Task statement → Find each line containing the string "values". Copy it.

Source records →
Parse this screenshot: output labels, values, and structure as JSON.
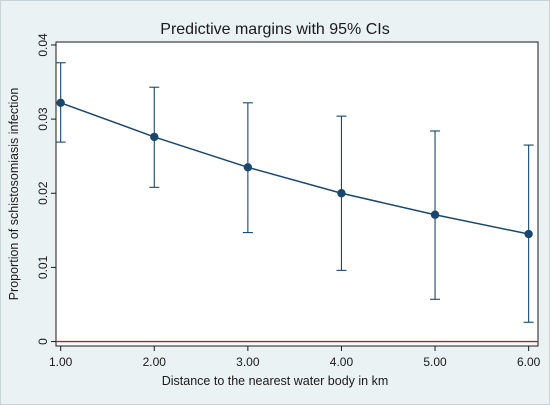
{
  "chart_data": {
    "type": "line",
    "title": "Predictive margins with 95% CIs",
    "xlabel": "Distance to the nearest water body in km",
    "ylabel": "Proportion of schistosomiasis infection",
    "x_ticks": [
      "1.00",
      "2.00",
      "3.00",
      "4.00",
      "5.00",
      "6.00"
    ],
    "y_ticks": [
      "0",
      "0.01",
      "0.02",
      "0.03",
      "0.04"
    ],
    "xlim": [
      0.95,
      6.1
    ],
    "ylim": [
      -0.0006,
      0.0404
    ],
    "reference_line": {
      "y": 0,
      "color": "#b22222"
    },
    "colors": {
      "series": "#1a476f",
      "plot_bg": "#ffffff",
      "outer_bg": "#eaf2f3"
    },
    "series": [
      {
        "x": [
          1,
          2,
          3,
          4,
          5,
          6
        ],
        "values": [
          0.0322,
          0.0276,
          0.0235,
          0.02,
          0.0171,
          0.0145
        ],
        "ci_low": [
          0.0269,
          0.0208,
          0.0147,
          0.0096,
          0.0057,
          0.0026
        ],
        "ci_high": [
          0.0376,
          0.0343,
          0.0322,
          0.0304,
          0.0284,
          0.0265
        ]
      }
    ]
  }
}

Response →
Parse this screenshot: output labels, values, and structure as JSON.
        "values": [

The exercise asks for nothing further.